- _EXERCISE TASK_: Find the string "tabeli" and gather every line that holds it.

- _SUPPLIED RECORDS_:

■ ■ ■ ■ ■ ■ ■

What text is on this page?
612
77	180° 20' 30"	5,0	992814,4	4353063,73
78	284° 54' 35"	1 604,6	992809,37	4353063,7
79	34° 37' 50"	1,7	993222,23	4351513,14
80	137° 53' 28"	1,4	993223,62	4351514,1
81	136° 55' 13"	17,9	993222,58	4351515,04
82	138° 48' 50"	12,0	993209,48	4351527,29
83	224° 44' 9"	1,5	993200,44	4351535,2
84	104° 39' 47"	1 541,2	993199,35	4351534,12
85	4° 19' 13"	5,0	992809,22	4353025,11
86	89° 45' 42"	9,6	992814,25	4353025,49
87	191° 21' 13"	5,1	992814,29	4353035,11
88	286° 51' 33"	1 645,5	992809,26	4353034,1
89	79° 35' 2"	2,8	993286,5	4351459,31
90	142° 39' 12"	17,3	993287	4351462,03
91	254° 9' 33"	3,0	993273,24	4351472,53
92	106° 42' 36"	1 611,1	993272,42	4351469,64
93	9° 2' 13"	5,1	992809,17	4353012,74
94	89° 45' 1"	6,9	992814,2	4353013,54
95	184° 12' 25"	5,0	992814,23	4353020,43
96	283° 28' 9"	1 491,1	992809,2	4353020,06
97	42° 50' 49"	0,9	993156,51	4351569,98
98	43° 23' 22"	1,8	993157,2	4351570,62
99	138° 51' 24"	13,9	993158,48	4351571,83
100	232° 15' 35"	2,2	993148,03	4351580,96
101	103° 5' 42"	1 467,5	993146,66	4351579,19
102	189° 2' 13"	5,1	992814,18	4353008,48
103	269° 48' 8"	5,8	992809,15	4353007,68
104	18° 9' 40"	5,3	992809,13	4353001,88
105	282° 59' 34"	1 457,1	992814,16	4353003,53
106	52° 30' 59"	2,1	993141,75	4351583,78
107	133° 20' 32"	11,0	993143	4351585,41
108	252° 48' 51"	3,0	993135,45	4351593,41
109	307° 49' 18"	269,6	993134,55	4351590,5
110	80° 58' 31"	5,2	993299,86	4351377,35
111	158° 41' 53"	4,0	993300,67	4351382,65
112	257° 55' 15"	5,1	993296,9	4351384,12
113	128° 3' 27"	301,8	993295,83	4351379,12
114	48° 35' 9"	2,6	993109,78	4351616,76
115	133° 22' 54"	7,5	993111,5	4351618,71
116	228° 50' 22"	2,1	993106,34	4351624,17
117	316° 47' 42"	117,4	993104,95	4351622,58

■ ■ ■ ■ ■ ■ ■

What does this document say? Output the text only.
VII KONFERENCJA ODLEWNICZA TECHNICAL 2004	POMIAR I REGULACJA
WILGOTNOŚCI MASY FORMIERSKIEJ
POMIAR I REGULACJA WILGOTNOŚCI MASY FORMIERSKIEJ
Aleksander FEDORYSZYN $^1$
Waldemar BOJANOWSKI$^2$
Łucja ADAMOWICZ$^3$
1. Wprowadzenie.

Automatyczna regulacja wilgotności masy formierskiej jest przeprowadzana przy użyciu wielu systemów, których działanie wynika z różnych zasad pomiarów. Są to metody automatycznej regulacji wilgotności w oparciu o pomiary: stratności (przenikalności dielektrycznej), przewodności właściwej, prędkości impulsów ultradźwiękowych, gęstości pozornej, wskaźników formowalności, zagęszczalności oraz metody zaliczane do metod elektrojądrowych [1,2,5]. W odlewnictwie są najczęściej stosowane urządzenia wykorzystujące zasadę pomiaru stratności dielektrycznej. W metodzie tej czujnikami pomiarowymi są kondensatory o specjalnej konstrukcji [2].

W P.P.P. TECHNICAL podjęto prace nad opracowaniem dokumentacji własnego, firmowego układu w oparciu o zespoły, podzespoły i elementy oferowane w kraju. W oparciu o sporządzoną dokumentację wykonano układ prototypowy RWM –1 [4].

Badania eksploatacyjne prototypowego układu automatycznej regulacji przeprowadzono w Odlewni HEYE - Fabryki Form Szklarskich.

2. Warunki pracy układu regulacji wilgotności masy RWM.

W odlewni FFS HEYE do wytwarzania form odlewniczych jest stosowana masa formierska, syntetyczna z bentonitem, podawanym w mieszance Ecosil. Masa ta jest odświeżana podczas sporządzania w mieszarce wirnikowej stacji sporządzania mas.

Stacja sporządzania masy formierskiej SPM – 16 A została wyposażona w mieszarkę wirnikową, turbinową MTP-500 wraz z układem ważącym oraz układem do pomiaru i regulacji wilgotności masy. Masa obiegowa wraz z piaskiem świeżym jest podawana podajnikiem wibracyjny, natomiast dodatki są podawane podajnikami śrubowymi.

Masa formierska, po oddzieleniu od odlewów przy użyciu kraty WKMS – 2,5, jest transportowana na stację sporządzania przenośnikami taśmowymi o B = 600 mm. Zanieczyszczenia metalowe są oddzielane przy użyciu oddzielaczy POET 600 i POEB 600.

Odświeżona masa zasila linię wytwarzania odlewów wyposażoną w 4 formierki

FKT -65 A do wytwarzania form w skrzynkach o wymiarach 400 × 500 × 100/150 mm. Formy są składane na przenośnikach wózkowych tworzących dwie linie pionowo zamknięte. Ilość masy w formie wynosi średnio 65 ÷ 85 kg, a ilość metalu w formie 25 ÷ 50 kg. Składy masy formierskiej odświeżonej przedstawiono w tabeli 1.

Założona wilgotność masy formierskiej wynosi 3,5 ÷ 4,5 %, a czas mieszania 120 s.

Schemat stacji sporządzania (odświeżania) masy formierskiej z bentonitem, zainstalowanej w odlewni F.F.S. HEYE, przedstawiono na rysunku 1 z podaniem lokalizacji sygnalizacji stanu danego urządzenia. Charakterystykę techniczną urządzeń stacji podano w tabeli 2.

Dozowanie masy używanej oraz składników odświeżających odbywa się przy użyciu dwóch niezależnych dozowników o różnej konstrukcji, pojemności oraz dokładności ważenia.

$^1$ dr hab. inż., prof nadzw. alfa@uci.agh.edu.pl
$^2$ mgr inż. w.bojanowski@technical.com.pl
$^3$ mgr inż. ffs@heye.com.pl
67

■ ■ ■ ■ ■ ■ ■

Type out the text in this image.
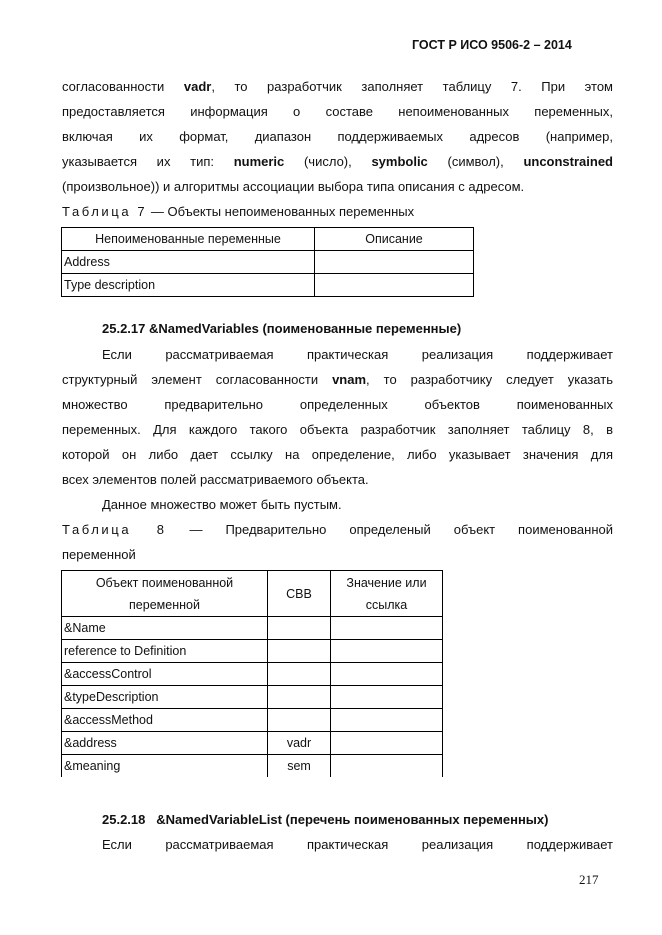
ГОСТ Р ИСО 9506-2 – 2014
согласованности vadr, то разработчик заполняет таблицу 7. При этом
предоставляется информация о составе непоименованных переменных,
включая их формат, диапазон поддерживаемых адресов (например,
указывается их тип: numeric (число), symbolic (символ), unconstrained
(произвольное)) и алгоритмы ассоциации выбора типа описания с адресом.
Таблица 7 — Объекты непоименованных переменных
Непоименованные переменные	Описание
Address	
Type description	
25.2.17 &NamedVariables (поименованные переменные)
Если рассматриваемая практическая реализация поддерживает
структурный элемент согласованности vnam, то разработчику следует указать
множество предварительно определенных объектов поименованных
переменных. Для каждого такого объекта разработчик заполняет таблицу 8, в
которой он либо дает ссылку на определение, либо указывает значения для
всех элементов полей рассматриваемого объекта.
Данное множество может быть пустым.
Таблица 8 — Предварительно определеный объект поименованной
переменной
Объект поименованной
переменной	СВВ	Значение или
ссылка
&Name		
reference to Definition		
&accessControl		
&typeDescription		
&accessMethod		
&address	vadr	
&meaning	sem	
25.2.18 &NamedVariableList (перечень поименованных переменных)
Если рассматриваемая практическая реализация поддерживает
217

■ ■ ■ ■ ■ ■ ■

- _CORRECT RESULT_:
FKT -65 A do wytwarzania form w skrzynkach o wymiarach 400 × 500 × 100/150 mm. Formy są składane na przenośnikach wózkowych tworzących dwie linie pionowo zamknięte. Ilość masy w formie wynosi średnio 65 ÷ 85 kg, a ilość metalu w formie 25 ÷ 50 kg. Składy masy formierskiej odświeżonej przedstawiono w tabeli 1.
Schemat stacji sporządzania (odświeżania) masy formierskiej z bentonitem, zainstalowanej w odlewni F.F.S. HEYE, przedstawiono na rysunku 1 z podaniem lokalizacji sygnalizacji stanu danego urządzenia. Charakterystykę techniczną urządzeń stacji podano w tabeli 2.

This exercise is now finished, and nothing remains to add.